┌──

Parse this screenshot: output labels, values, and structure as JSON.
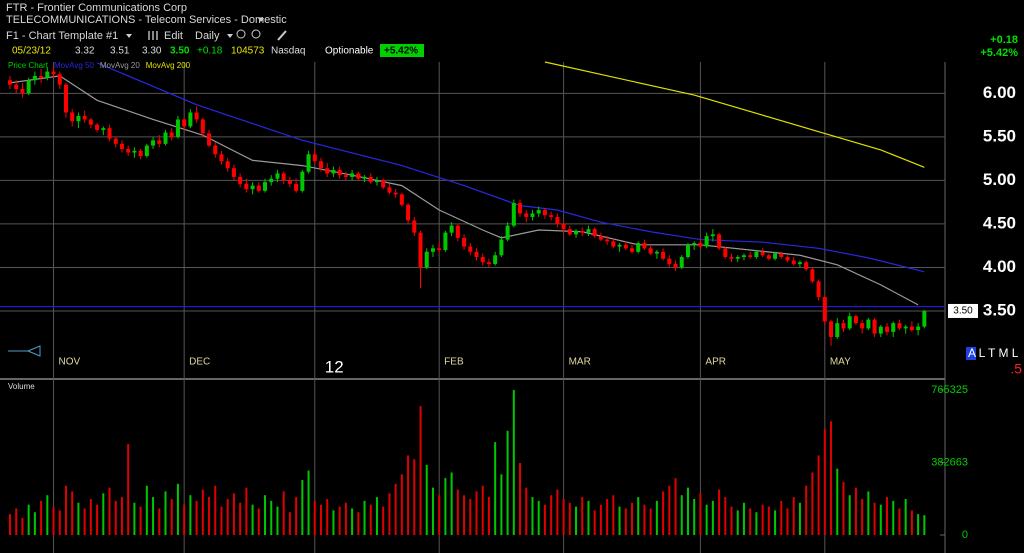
{
  "header": {
    "title": "FTR - Frontier Communications Corp",
    "industry": "TELECOMMUNICATIONS - Telecom Services - Domestic",
    "template": "F1 - Chart Template #1",
    "edit": "Edit",
    "period": "Daily",
    "quote": {
      "date": "05/23/12",
      "open": "3.32",
      "high": "3.51",
      "low": "3.30",
      "close": "3.50",
      "change": "+0.18",
      "volume": "104573",
      "exchange": "Nasdaq"
    },
    "optionable": "Optionable",
    "change_pct": "+5.42%",
    "right_change": "+0.18",
    "right_change_pct": "+5.42%",
    "side_letters": "A L T M L",
    "side_value": ".5"
  },
  "chart_data": [
    {
      "type": "candlestick",
      "name": "Price Chart",
      "name_color": "#00d000",
      "up_color": "#00c800",
      "down_color": "#ff0000",
      "grid": true,
      "ylim": [
        2.73,
        6.36
      ],
      "yticks": [
        {
          "value": 6,
          "label": "6.00"
        },
        {
          "value": 5.5,
          "label": "5.50"
        },
        {
          "value": 5,
          "label": "5.00"
        },
        {
          "value": 4.5,
          "label": "4.50"
        },
        {
          "value": 4,
          "label": "4.00"
        },
        {
          "value": 3.5,
          "label": "3.50"
        }
      ],
      "xticks": [
        {
          "value": 7,
          "label": "NOV"
        },
        {
          "value": 28,
          "label": "DEC"
        },
        {
          "value": 49,
          "label": "12"
        },
        {
          "value": 69,
          "label": "FEB"
        },
        {
          "value": 89,
          "label": "MAR"
        },
        {
          "value": 111,
          "label": "APR"
        },
        {
          "value": 131,
          "label": "MAY"
        }
      ],
      "hlines": [
        {
          "value": 3.55,
          "color": "#2020ff"
        }
      ],
      "price_tag": "3.50",
      "ohlc": [
        [
          6.15,
          6.2,
          6.05,
          6.1
        ],
        [
          6.1,
          6.15,
          6.0,
          6.05
        ],
        [
          6.05,
          6.12,
          5.95,
          6.0
        ],
        [
          6.0,
          6.18,
          5.98,
          6.15
        ],
        [
          6.15,
          6.25,
          6.1,
          6.2
        ],
        [
          6.2,
          6.28,
          6.12,
          6.18
        ],
        [
          6.18,
          6.3,
          6.15,
          6.25
        ],
        [
          6.25,
          6.32,
          6.18,
          6.22
        ],
        [
          6.22,
          6.25,
          6.05,
          6.1
        ],
        [
          6.1,
          6.12,
          5.72,
          5.78
        ],
        [
          5.78,
          5.82,
          5.62,
          5.68
        ],
        [
          5.68,
          5.78,
          5.6,
          5.74
        ],
        [
          5.74,
          5.8,
          5.66,
          5.7
        ],
        [
          5.7,
          5.72,
          5.6,
          5.64
        ],
        [
          5.64,
          5.66,
          5.55,
          5.58
        ],
        [
          5.58,
          5.62,
          5.52,
          5.6
        ],
        [
          5.6,
          5.64,
          5.45,
          5.48
        ],
        [
          5.48,
          5.5,
          5.38,
          5.42
        ],
        [
          5.42,
          5.46,
          5.32,
          5.36
        ],
        [
          5.36,
          5.4,
          5.28,
          5.32
        ],
        [
          5.32,
          5.38,
          5.26,
          5.34
        ],
        [
          5.34,
          5.36,
          5.24,
          5.28
        ],
        [
          5.28,
          5.42,
          5.26,
          5.4
        ],
        [
          5.4,
          5.5,
          5.36,
          5.46
        ],
        [
          5.46,
          5.52,
          5.38,
          5.42
        ],
        [
          5.42,
          5.58,
          5.4,
          5.55
        ],
        [
          5.55,
          5.6,
          5.46,
          5.5
        ],
        [
          5.5,
          5.74,
          5.48,
          5.7
        ],
        [
          5.7,
          5.72,
          5.58,
          5.62
        ],
        [
          5.62,
          5.82,
          5.6,
          5.78
        ],
        [
          5.78,
          5.85,
          5.66,
          5.7
        ],
        [
          5.7,
          5.72,
          5.5,
          5.54
        ],
        [
          5.54,
          5.58,
          5.38,
          5.4
        ],
        [
          5.4,
          5.44,
          5.26,
          5.3
        ],
        [
          5.3,
          5.34,
          5.18,
          5.22
        ],
        [
          5.22,
          5.26,
          5.1,
          5.14
        ],
        [
          5.14,
          5.18,
          5.0,
          5.04
        ],
        [
          5.04,
          5.08,
          4.92,
          4.96
        ],
        [
          4.96,
          5.02,
          4.86,
          4.9
        ],
        [
          4.9,
          4.98,
          4.84,
          4.94
        ],
        [
          4.94,
          4.98,
          4.86,
          4.88
        ],
        [
          4.88,
          5.02,
          4.86,
          4.98
        ],
        [
          4.98,
          5.06,
          4.94,
          5.02
        ],
        [
          5.02,
          5.12,
          4.98,
          5.08
        ],
        [
          5.08,
          5.1,
          4.96,
          5.0
        ],
        [
          5.0,
          5.04,
          4.92,
          4.96
        ],
        [
          4.96,
          5.02,
          4.86,
          4.88
        ],
        [
          4.88,
          5.12,
          4.86,
          5.1
        ],
        [
          5.1,
          5.34,
          5.08,
          5.3
        ],
        [
          5.3,
          5.36,
          5.18,
          5.22
        ],
        [
          5.22,
          5.26,
          5.1,
          5.14
        ],
        [
          5.14,
          5.2,
          5.04,
          5.08
        ],
        [
          5.08,
          5.16,
          5.04,
          5.12
        ],
        [
          5.12,
          5.16,
          5.02,
          5.06
        ],
        [
          5.06,
          5.1,
          5.0,
          5.04
        ],
        [
          5.04,
          5.12,
          5.0,
          5.08
        ],
        [
          5.08,
          5.1,
          5.0,
          5.02
        ],
        [
          5.02,
          5.06,
          4.98,
          5.04
        ],
        [
          5.04,
          5.08,
          4.96,
          4.98
        ],
        [
          4.98,
          5.04,
          4.94,
          5.0
        ],
        [
          5.0,
          5.02,
          4.9,
          4.92
        ],
        [
          4.92,
          4.96,
          4.84,
          4.86
        ],
        [
          4.86,
          4.9,
          4.8,
          4.84
        ],
        [
          4.84,
          4.86,
          4.7,
          4.72
        ],
        [
          4.72,
          4.74,
          4.5,
          4.54
        ],
        [
          4.54,
          4.58,
          4.36,
          4.4
        ],
        [
          4.4,
          4.42,
          3.76,
          4.0
        ],
        [
          4.0,
          4.22,
          3.98,
          4.18
        ],
        [
          4.18,
          4.26,
          4.12,
          4.22
        ],
        [
          4.22,
          4.3,
          4.16,
          4.2
        ],
        [
          4.2,
          4.42,
          4.18,
          4.4
        ],
        [
          4.4,
          4.52,
          4.36,
          4.48
        ],
        [
          4.48,
          4.5,
          4.3,
          4.34
        ],
        [
          4.34,
          4.38,
          4.2,
          4.24
        ],
        [
          4.24,
          4.28,
          4.14,
          4.18
        ],
        [
          4.18,
          4.22,
          4.08,
          4.12
        ],
        [
          4.12,
          4.16,
          4.02,
          4.06
        ],
        [
          4.06,
          4.1,
          4.0,
          4.04
        ],
        [
          4.04,
          4.18,
          4.02,
          4.14
        ],
        [
          4.14,
          4.36,
          4.12,
          4.32
        ],
        [
          4.32,
          4.52,
          4.3,
          4.48
        ],
        [
          4.48,
          4.78,
          4.46,
          4.74
        ],
        [
          4.74,
          4.78,
          4.58,
          4.62
        ],
        [
          4.62,
          4.66,
          4.52,
          4.58
        ],
        [
          4.58,
          4.66,
          4.54,
          4.62
        ],
        [
          4.62,
          4.7,
          4.58,
          4.66
        ],
        [
          4.66,
          4.68,
          4.56,
          4.6
        ],
        [
          4.6,
          4.64,
          4.54,
          4.58
        ],
        [
          4.58,
          4.62,
          4.46,
          4.5
        ],
        [
          4.5,
          4.54,
          4.4,
          4.44
        ],
        [
          4.44,
          4.48,
          4.36,
          4.38
        ],
        [
          4.38,
          4.44,
          4.34,
          4.42
        ],
        [
          4.42,
          4.46,
          4.36,
          4.4
        ],
        [
          4.4,
          4.48,
          4.36,
          4.44
        ],
        [
          4.44,
          4.46,
          4.34,
          4.36
        ],
        [
          4.36,
          4.4,
          4.3,
          4.32
        ],
        [
          4.32,
          4.36,
          4.26,
          4.3
        ],
        [
          4.3,
          4.34,
          4.22,
          4.24
        ],
        [
          4.24,
          4.28,
          4.18,
          4.26
        ],
        [
          4.26,
          4.3,
          4.2,
          4.22
        ],
        [
          4.22,
          4.26,
          4.16,
          4.18
        ],
        [
          4.18,
          4.3,
          4.16,
          4.28
        ],
        [
          4.28,
          4.32,
          4.2,
          4.22
        ],
        [
          4.22,
          4.26,
          4.14,
          4.16
        ],
        [
          4.16,
          4.2,
          4.1,
          4.18
        ],
        [
          4.18,
          4.22,
          4.08,
          4.1
        ],
        [
          4.1,
          4.14,
          4.0,
          4.04
        ],
        [
          4.04,
          4.08,
          3.96,
          4.0
        ],
        [
          4.0,
          4.14,
          3.98,
          4.12
        ],
        [
          4.12,
          4.28,
          4.1,
          4.26
        ],
        [
          4.26,
          4.3,
          4.2,
          4.28
        ],
        [
          4.28,
          4.34,
          4.22,
          4.24
        ],
        [
          4.24,
          4.4,
          4.22,
          4.36
        ],
        [
          4.36,
          4.44,
          4.3,
          4.38
        ],
        [
          4.38,
          4.4,
          4.2,
          4.22
        ],
        [
          4.22,
          4.24,
          4.1,
          4.12
        ],
        [
          4.12,
          4.16,
          4.06,
          4.1
        ],
        [
          4.1,
          4.14,
          4.06,
          4.12
        ],
        [
          4.12,
          4.16,
          4.08,
          4.14
        ],
        [
          4.14,
          4.18,
          4.1,
          4.12
        ],
        [
          4.12,
          4.2,
          4.1,
          4.18
        ],
        [
          4.18,
          4.22,
          4.12,
          4.14
        ],
        [
          4.14,
          4.16,
          4.08,
          4.1
        ],
        [
          4.1,
          4.18,
          4.08,
          4.16
        ],
        [
          4.16,
          4.18,
          4.1,
          4.12
        ],
        [
          4.12,
          4.14,
          4.06,
          4.08
        ],
        [
          4.08,
          4.12,
          4.02,
          4.04
        ],
        [
          4.04,
          4.08,
          4.0,
          4.06
        ],
        [
          4.06,
          4.08,
          3.96,
          3.98
        ],
        [
          3.98,
          4.0,
          3.82,
          3.84
        ],
        [
          3.84,
          3.86,
          3.62,
          3.66
        ],
        [
          3.66,
          3.68,
          3.34,
          3.38
        ],
        [
          3.38,
          3.4,
          3.1,
          3.2
        ],
        [
          3.2,
          3.42,
          3.18,
          3.36
        ],
        [
          3.36,
          3.4,
          3.26,
          3.3
        ],
        [
          3.3,
          3.48,
          3.28,
          3.44
        ],
        [
          3.44,
          3.46,
          3.34,
          3.36
        ],
        [
          3.36,
          3.4,
          3.24,
          3.3
        ],
        [
          3.3,
          3.42,
          3.28,
          3.4
        ],
        [
          3.4,
          3.42,
          3.2,
          3.24
        ],
        [
          3.24,
          3.34,
          3.2,
          3.32
        ],
        [
          3.32,
          3.36,
          3.22,
          3.26
        ],
        [
          3.26,
          3.38,
          3.2,
          3.36
        ],
        [
          3.36,
          3.4,
          3.28,
          3.3
        ],
        [
          3.3,
          3.34,
          3.24,
          3.32
        ],
        [
          3.32,
          3.38,
          3.26,
          3.28
        ],
        [
          3.28,
          3.36,
          3.22,
          3.32
        ],
        [
          3.32,
          3.51,
          3.3,
          3.5
        ]
      ],
      "overlays": [
        {
          "name": "MovAvg 50",
          "color": "#2828e0",
          "x": [
            14,
            30,
            47,
            63,
            73,
            82,
            88,
            95,
            103,
            111,
            121,
            130,
            138,
            147
          ],
          "values": [
            6.35,
            5.87,
            5.46,
            5.17,
            4.94,
            4.71,
            4.66,
            4.52,
            4.41,
            4.32,
            4.29,
            4.22,
            4.11,
            3.95
          ]
        },
        {
          "name": "MovAvg 20",
          "color": "#9a9a9a",
          "x": [
            0,
            8,
            14,
            23,
            31,
            39,
            47,
            55,
            63,
            69,
            76,
            79,
            85,
            92,
            101,
            111,
            119,
            127,
            133,
            140,
            146
          ],
          "values": [
            6.12,
            6.2,
            5.92,
            5.7,
            5.52,
            5.23,
            5.17,
            5.06,
            4.94,
            4.66,
            4.43,
            4.34,
            4.43,
            4.41,
            4.26,
            4.26,
            4.2,
            4.14,
            4.03,
            3.8,
            3.57
          ]
        },
        {
          "name": "MovAvg 200",
          "color": "#e0e000",
          "x": [
            86,
            110,
            130,
            140,
            147
          ],
          "values": [
            6.36,
            5.98,
            5.56,
            5.35,
            5.15
          ]
        }
      ]
    },
    {
      "type": "bar",
      "title": "Volume",
      "up_color": "#00c800",
      "down_color": "#e00000",
      "label_color": "#00d000",
      "ylim": [
        0,
        818000
      ],
      "yticks": [
        765325,
        382663,
        0
      ],
      "values": [
        110000,
        140000,
        90000,
        160000,
        120000,
        180000,
        210000,
        150000,
        130000,
        260000,
        230000,
        170000,
        140000,
        190000,
        160000,
        220000,
        250000,
        180000,
        200000,
        480000,
        170000,
        150000,
        260000,
        200000,
        140000,
        230000,
        190000,
        270000,
        160000,
        210000,
        180000,
        240000,
        200000,
        260000,
        150000,
        190000,
        220000,
        170000,
        250000,
        160000,
        140000,
        210000,
        180000,
        150000,
        230000,
        120000,
        200000,
        290000,
        340000,
        180000,
        160000,
        190000,
        130000,
        150000,
        170000,
        140000,
        120000,
        180000,
        160000,
        200000,
        150000,
        220000,
        270000,
        320000,
        420000,
        400000,
        680000,
        370000,
        250000,
        210000,
        300000,
        330000,
        240000,
        210000,
        190000,
        230000,
        260000,
        200000,
        490000,
        320000,
        550000,
        765000,
        380000,
        250000,
        200000,
        180000,
        160000,
        210000,
        240000,
        190000,
        170000,
        150000,
        200000,
        180000,
        130000,
        160000,
        190000,
        210000,
        150000,
        140000,
        170000,
        200000,
        160000,
        140000,
        180000,
        230000,
        260000,
        300000,
        210000,
        250000,
        190000,
        220000,
        160000,
        180000,
        240000,
        200000,
        150000,
        130000,
        170000,
        140000,
        120000,
        160000,
        150000,
        130000,
        180000,
        140000,
        200000,
        170000,
        260000,
        330000,
        420000,
        560000,
        600000,
        350000,
        280000,
        210000,
        250000,
        190000,
        230000,
        170000,
        160000,
        200000,
        180000,
        140000,
        190000,
        130000,
        110000,
        104573
      ]
    }
  ]
}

└──

Locate and copy each line in the data above that includes the word "title".

    "title": "FTR - Frontier Communications Corp",
      "title": "Volume",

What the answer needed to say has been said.